* _Work to be completed_: Print all entries precisely as they are written.

* _Records supplied_:
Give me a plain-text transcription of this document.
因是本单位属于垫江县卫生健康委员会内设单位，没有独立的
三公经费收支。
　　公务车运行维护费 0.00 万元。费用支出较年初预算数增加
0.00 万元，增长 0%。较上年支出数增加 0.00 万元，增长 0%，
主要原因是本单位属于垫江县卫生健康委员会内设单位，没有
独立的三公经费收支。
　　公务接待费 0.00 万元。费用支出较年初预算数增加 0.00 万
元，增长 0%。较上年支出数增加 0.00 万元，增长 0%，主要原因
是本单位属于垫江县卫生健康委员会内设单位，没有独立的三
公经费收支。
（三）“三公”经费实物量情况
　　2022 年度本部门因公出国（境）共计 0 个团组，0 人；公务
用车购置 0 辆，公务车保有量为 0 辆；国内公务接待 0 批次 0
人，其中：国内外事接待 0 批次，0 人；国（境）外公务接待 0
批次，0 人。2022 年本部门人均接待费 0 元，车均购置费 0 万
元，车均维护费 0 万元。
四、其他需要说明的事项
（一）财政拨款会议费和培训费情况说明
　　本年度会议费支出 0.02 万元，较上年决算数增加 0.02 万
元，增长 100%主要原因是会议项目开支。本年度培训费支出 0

* _The result_:
Give me a plain-text transcription of this document.
因是本单位属于垫江县卫生健康委员会内设单位，没有独立的
三公经费收支。
　　公务车运行维护费 0.00 万元。费用支出较年初预算数增加
0.00 万元，增长 0%。较上年支出数增加 0.00 万元，增长 0%，
主要原因是本单位属于垫江县卫生健康委员会内设单位，没有
独立的三公经费收支。
　　公务接待费 0.00 万元。费用支出较年初预算数增加 0.00 万
元，增长 0%。较上年支出数增加 0.00 万元，增长 0%，主要原因
是本单位属于垫江县卫生健康委员会内设单位，没有独立的三
公经费收支。
（三）“三公”经费实物量情况
　　2022 年度本部门因公出国（境）共计 0 个团组，0 人；公务
用车购置 0 辆，公务车保有量为 0 辆；国内公务接待 0 批次 0
人，其中：国内外事接待 0 批次，0 人；国（境）外公务接待 0
批次，0 人。2022 年本部门人均接待费 0 元，车均购置费 0 万
元，车均维护费 0 万元。
四、其他需要说明的事项
（一）财政拨款会议费和培训费情况说明
　　本年度会议费支出 0.02 万元，较上年决算数增加 0.02 万
元，增长 100%主要原因是会议项目开支。本年度培训费支出 0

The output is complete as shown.